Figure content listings
• • • •

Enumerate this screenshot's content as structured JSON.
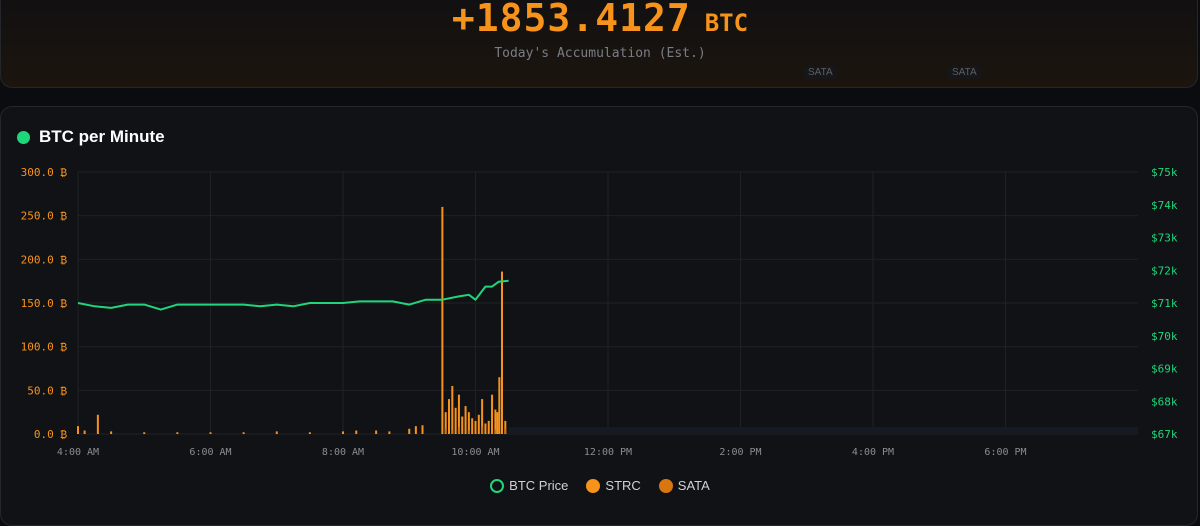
{
  "header": {
    "total_value": "+1853.4127",
    "total_unit": "BTC",
    "subtitle": "Today's Accumulation (Est.)",
    "ghost_label_1": "SATA",
    "ghost_label_2": "SATA"
  },
  "card": {
    "title": "BTC per Minute"
  },
  "colors": {
    "price": "#20d67b",
    "strc": "#f7931a",
    "sata": "#d9760f",
    "grid": "#1f2127"
  },
  "chart_data": {
    "type": "bar",
    "title": "BTC per Minute",
    "x_ticks": [
      "4:00 AM",
      "6:00 AM",
      "8:00 AM",
      "10:00 AM",
      "12:00 PM",
      "2:00 PM",
      "4:00 PM",
      "6:00 PM"
    ],
    "x_tick_hours": [
      4,
      6,
      8,
      10,
      12,
      14,
      16,
      18
    ],
    "xlim_hours": [
      4,
      20
    ],
    "y_left_ticks": [
      "0.0 ₿",
      "50.0 ₿",
      "100.0 ₿",
      "150.0 ₿",
      "200.0 ₿",
      "250.0 ₿",
      "300.0 ₿"
    ],
    "y_left_lim": [
      0,
      300
    ],
    "y_right_ticks": [
      "$67k",
      "$68k",
      "$69k",
      "$70k",
      "$71k",
      "$72k",
      "$73k",
      "$74k",
      "$75k"
    ],
    "y_right_lim": [
      67000,
      75000
    ],
    "legend": [
      "BTC Price",
      "STRC",
      "SATA"
    ],
    "series": [
      {
        "name": "BTC Price",
        "type": "line",
        "axis": "right",
        "x_hours": [
          4.0,
          4.25,
          4.5,
          4.75,
          5.0,
          5.25,
          5.5,
          5.75,
          6.0,
          6.25,
          6.5,
          6.75,
          7.0,
          7.25,
          7.5,
          7.75,
          8.0,
          8.25,
          8.5,
          8.75,
          9.0,
          9.25,
          9.5,
          9.75,
          9.9,
          10.0,
          10.15,
          10.25,
          10.35,
          10.5
        ],
        "values": [
          71000,
          70900,
          70850,
          70950,
          70950,
          70800,
          70950,
          70950,
          70950,
          70950,
          70950,
          70900,
          70950,
          70900,
          71000,
          71000,
          71000,
          71050,
          71050,
          71050,
          70950,
          71100,
          71100,
          71200,
          71250,
          71100,
          71500,
          71500,
          71650,
          71680
        ]
      },
      {
        "name": "STRC",
        "type": "bar",
        "axis": "left",
        "x_hours": [
          4.0,
          4.1,
          4.3,
          4.5,
          5.0,
          5.5,
          6.0,
          6.5,
          7.0,
          7.5,
          8.0,
          8.2,
          8.5,
          8.7,
          9.0,
          9.1,
          9.2,
          9.5,
          9.55,
          9.6,
          9.65,
          9.7,
          9.75,
          9.8,
          9.85,
          9.9,
          9.95,
          10.0,
          10.05,
          10.1,
          10.15,
          10.2,
          10.25,
          10.3,
          10.33,
          10.36,
          10.4,
          10.45
        ],
        "values": [
          9,
          4,
          22,
          3,
          2,
          2,
          2,
          2,
          3,
          2,
          3,
          4,
          4,
          3,
          6,
          9,
          10,
          260,
          25,
          40,
          55,
          30,
          45,
          20,
          32,
          25,
          18,
          15,
          22,
          40,
          12,
          15,
          45,
          28,
          25,
          65,
          186,
          15
        ]
      },
      {
        "name": "SATA",
        "type": "bar",
        "axis": "left",
        "x_hours": [
          9.55,
          9.65,
          9.75,
          9.9,
          10.1,
          10.3,
          10.45
        ],
        "values": [
          6,
          5,
          8,
          4,
          9,
          5,
          6
        ]
      }
    ]
  }
}
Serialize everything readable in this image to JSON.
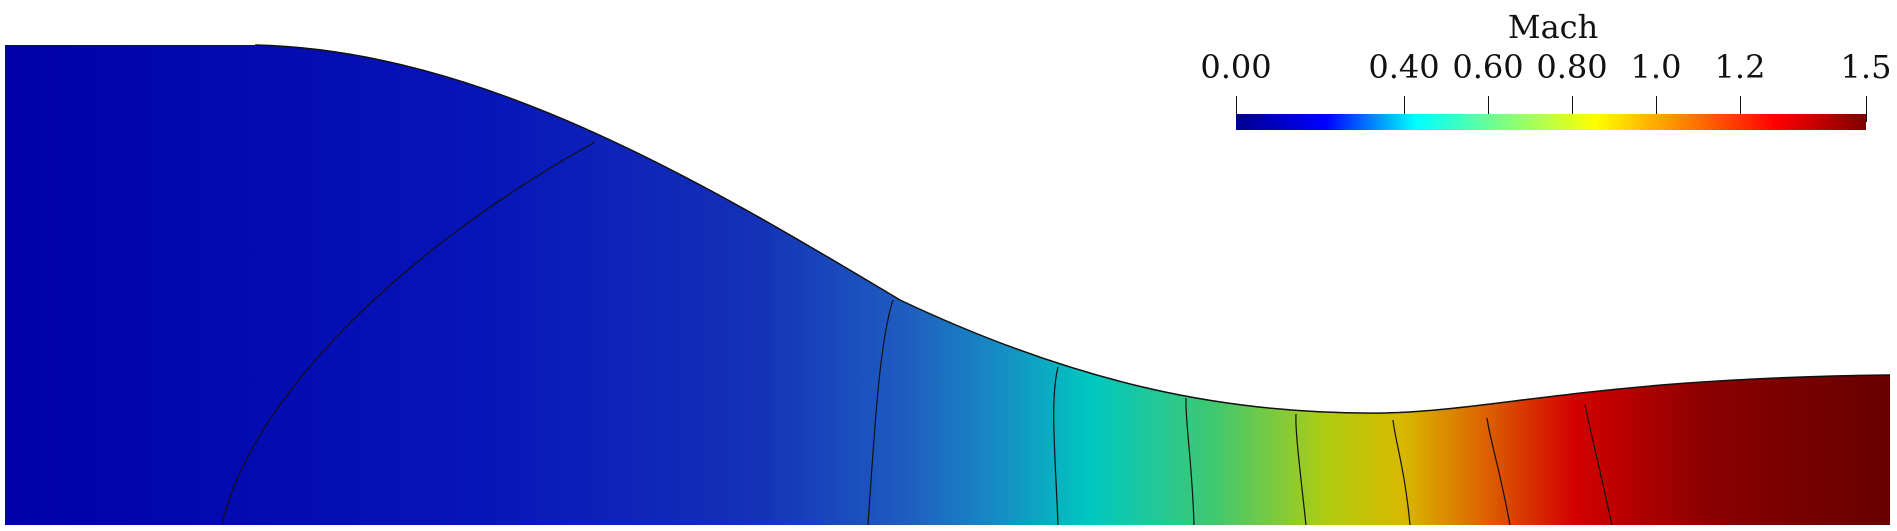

• • • •

Working from the lines above, reproduce the material exactly and exclude its pictures.

Enumerate this screenshot's content as structured JSON.
{
  "header": {
    "total_value": "+1853.4127",
    "total_unit": "BTC",
    "subtitle": "Today's Accumulation (Est.)",
    "ghost_label_1": "SATA",
    "ghost_label_2": "SATA"
  },
  "card": {
    "title": "BTC per Minute"
  },
  "colors": {
    "price": "#20d67b",
    "strc": "#f7931a",
    "sata": "#d9760f",
    "grid": "#1f2127"
  },
  "chart_data": {
    "type": "bar",
    "title": "BTC per Minute",
    "x_ticks": [
      "4:00 AM",
      "6:00 AM",
      "8:00 AM",
      "10:00 AM",
      "12:00 PM",
      "2:00 PM",
      "4:00 PM",
      "6:00 PM"
    ],
    "x_tick_hours": [
      4,
      6,
      8,
      10,
      12,
      14,
      16,
      18
    ],
    "xlim_hours": [
      4,
      20
    ],
    "y_left_ticks": [
      "0.0 ₿",
      "50.0 ₿",
      "100.0 ₿",
      "150.0 ₿",
      "200.0 ₿",
      "250.0 ₿",
      "300.0 ₿"
    ],
    "y_left_lim": [
      0,
      300
    ],
    "y_right_ticks": [
      "$67k",
      "$68k",
      "$69k",
      "$70k",
      "$71k",
      "$72k",
      "$73k",
      "$74k",
      "$75k"
    ],
    "y_right_lim": [
      67000,
      75000
    ],
    "legend": [
      "BTC Price",
      "STRC",
      "SATA"
    ],
    "series": [
      {
        "name": "BTC Price",
        "type": "line",
        "axis": "right",
        "x_hours": [
          4.0,
          4.25,
          4.5,
          4.75,
          5.0,
          5.25,
          5.5,
          5.75,
          6.0,
          6.25,
          6.5,
          6.75,
          7.0,
          7.25,
          7.5,
          7.75,
          8.0,
          8.25,
          8.5,
          8.75,
          9.0,
          9.25,
          9.5,
          9.75,
          9.9,
          10.0,
          10.15,
          10.25,
          10.35,
          10.5
        ],
        "values": [
          71000,
          70900,
          70850,
          70950,
          70950,
          70800,
          70950,
          70950,
          70950,
          70950,
          70950,
          70900,
          70950,
          70900,
          71000,
          71000,
          71000,
          71050,
          71050,
          71050,
          70950,
          71100,
          71100,
          71200,
          71250,
          71100,
          71500,
          71500,
          71650,
          71680
        ]
      },
      {
        "name": "STRC",
        "type": "bar",
        "axis": "left",
        "x_hours": [
          4.0,
          4.1,
          4.3,
          4.5,
          5.0,
          5.5,
          6.0,
          6.5,
          7.0,
          7.5,
          8.0,
          8.2,
          8.5,
          8.7,
          9.0,
          9.1,
          9.2,
          9.5,
          9.55,
          9.6,
          9.65,
          9.7,
          9.75,
          9.8,
          9.85,
          9.9,
          9.95,
          10.0,
          10.05,
          10.1,
          10.15,
          10.2,
          10.25,
          10.3,
          10.33,
          10.36,
          10.4,
          10.45
        ],
        "values": [
          9,
          4,
          22,
          3,
          2,
          2,
          2,
          2,
          3,
          2,
          3,
          4,
          4,
          3,
          6,
          9,
          10,
          260,
          25,
          40,
          55,
          30,
          45,
          20,
          32,
          25,
          18,
          15,
          22,
          40,
          12,
          15,
          45,
          28,
          25,
          65,
          186,
          15
        ]
      },
      {
        "name": "SATA",
        "type": "bar",
        "axis": "left",
        "x_hours": [
          9.55,
          9.65,
          9.75,
          9.9,
          10.1,
          10.3,
          10.45
        ],
        "values": [
          6,
          5,
          8,
          4,
          9,
          5,
          6
        ]
      }
    ]
  }
}
Serialize everything readable in this image to JSON.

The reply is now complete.